(Dataset records)
------------------------------------------------

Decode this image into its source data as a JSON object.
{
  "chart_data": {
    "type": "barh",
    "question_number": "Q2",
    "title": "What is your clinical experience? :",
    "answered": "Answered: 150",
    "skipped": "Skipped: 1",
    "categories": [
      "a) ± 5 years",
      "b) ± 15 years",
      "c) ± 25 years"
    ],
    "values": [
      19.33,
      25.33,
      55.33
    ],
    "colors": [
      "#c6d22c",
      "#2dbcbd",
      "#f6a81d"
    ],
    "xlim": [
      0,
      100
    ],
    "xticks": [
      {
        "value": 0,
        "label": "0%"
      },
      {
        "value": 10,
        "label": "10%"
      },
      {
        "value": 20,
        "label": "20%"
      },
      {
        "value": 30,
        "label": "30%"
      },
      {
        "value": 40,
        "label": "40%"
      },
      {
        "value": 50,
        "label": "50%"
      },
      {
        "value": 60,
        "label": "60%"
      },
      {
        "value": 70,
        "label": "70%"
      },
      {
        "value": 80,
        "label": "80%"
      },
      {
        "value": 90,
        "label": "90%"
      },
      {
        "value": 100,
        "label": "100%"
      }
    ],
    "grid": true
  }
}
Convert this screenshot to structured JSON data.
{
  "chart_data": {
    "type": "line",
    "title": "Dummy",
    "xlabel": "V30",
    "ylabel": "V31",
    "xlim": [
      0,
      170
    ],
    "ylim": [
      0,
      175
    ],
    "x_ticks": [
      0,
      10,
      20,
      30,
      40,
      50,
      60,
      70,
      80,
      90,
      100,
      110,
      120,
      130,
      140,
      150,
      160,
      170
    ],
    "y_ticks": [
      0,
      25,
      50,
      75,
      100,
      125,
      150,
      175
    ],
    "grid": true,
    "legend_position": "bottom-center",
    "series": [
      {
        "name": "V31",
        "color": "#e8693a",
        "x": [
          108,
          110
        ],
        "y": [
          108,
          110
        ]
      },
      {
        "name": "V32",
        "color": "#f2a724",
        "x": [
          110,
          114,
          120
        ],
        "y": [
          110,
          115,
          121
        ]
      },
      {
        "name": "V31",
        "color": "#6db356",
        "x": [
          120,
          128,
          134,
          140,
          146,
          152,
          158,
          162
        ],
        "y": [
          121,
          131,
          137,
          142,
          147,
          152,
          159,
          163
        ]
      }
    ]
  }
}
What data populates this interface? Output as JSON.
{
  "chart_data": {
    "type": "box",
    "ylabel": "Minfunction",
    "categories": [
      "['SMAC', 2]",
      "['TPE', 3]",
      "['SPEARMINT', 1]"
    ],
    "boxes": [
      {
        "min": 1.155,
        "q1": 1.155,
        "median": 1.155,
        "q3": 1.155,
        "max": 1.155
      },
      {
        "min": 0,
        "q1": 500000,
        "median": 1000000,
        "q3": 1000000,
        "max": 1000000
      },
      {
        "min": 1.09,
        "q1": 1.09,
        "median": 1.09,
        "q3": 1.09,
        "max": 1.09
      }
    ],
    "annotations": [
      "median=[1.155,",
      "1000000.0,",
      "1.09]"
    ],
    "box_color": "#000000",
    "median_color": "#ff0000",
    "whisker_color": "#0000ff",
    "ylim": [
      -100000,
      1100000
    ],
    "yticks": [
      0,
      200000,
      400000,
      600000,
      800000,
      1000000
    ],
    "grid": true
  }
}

------------------------------------------------

Make an exact copy of all the data.

Decode this image into its source data as a JSON object.
{
  "chart_data": {
    "type": "barh",
    "question_number": "Q2",
    "title": "What is your clinical experience? :",
    "answered": "Answered: 150",
    "skipped": "Skipped: 1",
    "categories": [
      "a) ± 5 years",
      "b) ± 15 years",
      "c) ± 25 years"
    ],
    "values": [
      19.33,
      25.33,
      55.33
    ],
    "colors": [
      "#c6d22c",
      "#2dbcbd",
      "#f6a81d"
    ],
    "xlim": [
      0,
      100
    ],
    "xticks": [
      {
        "value": 0,
        "label": "0%"
      },
      {
        "value": 10,
        "label": "10%"
      },
      {
        "value": 20,
        "label": "20%"
      },
      {
        "value": 30,
        "label": "30%"
      },
      {
        "value": 40,
        "label": "40%"
      },
      {
        "value": 50,
        "label": "50%"
      },
      {
        "value": 60,
        "label": "60%"
      },
      {
        "value": 70,
        "label": "70%"
      },
      {
        "value": 80,
        "label": "80%"
      },
      {
        "value": 90,
        "label": "90%"
      },
      {
        "value": 100,
        "label": "100%"
      }
    ],
    "grid": true
  }
}
Convert this screenshot to structured JSON data.
{
  "chart_data": {
    "type": "line",
    "title": "Dummy",
    "xlabel": "V30",
    "ylabel": "V31",
    "xlim": [
      0,
      170
    ],
    "ylim": [
      0,
      175
    ],
    "x_ticks": [
      0,
      10,
      20,
      30,
      40,
      50,
      60,
      70,
      80,
      90,
      100,
      110,
      120,
      130,
      140,
      150,
      160,
      170
    ],
    "y_ticks": [
      0,
      25,
      50,
      75,
      100,
      125,
      150,
      175
    ],
    "grid": true,
    "legend_position": "bottom-center",
    "series": [
      {
        "name": "V31",
        "color": "#e8693a",
        "x": [
          108,
          110
        ],
        "y": [
          108,
          110
        ]
      },
      {
        "name": "V32",
        "color": "#f2a724",
        "x": [
          110,
          114,
          120
        ],
        "y": [
          110,
          115,
          121
        ]
      },
      {
        "name": "V31",
        "color": "#6db356",
        "x": [
          120,
          128,
          134,
          140,
          146,
          152,
          158,
          162
        ],
        "y": [
          121,
          131,
          137,
          142,
          147,
          152,
          159,
          163
        ]
      }
    ]
  }
}
What data populates this interface? Output as JSON.
{
  "chart_data": {
    "type": "box",
    "ylabel": "Minfunction",
    "categories": [
      "['SMAC', 2]",
      "['TPE', 3]",
      "['SPEARMINT', 1]"
    ],
    "boxes": [
      {
        "min": 1.155,
        "q1": 1.155,
        "median": 1.155,
        "q3": 1.155,
        "max": 1.155
      },
      {
        "min": 0,
        "q1": 500000,
        "median": 1000000,
        "q3": 1000000,
        "max": 1000000
      },
      {
        "min": 1.09,
        "q1": 1.09,
        "median": 1.09,
        "q3": 1.09,
        "max": 1.09
      }
    ],
    "annotations": [
      "median=[1.155,",
      "1000000.0,",
      "1.09]"
    ],
    "box_color": "#000000",
    "median_color": "#ff0000",
    "whisker_color": "#0000ff",
    "ylim": [
      -100000,
      1100000
    ],
    "yticks": [
      0,
      200000,
      400000,
      600000,
      800000,
      1000000
    ],
    "grid": true
  }
}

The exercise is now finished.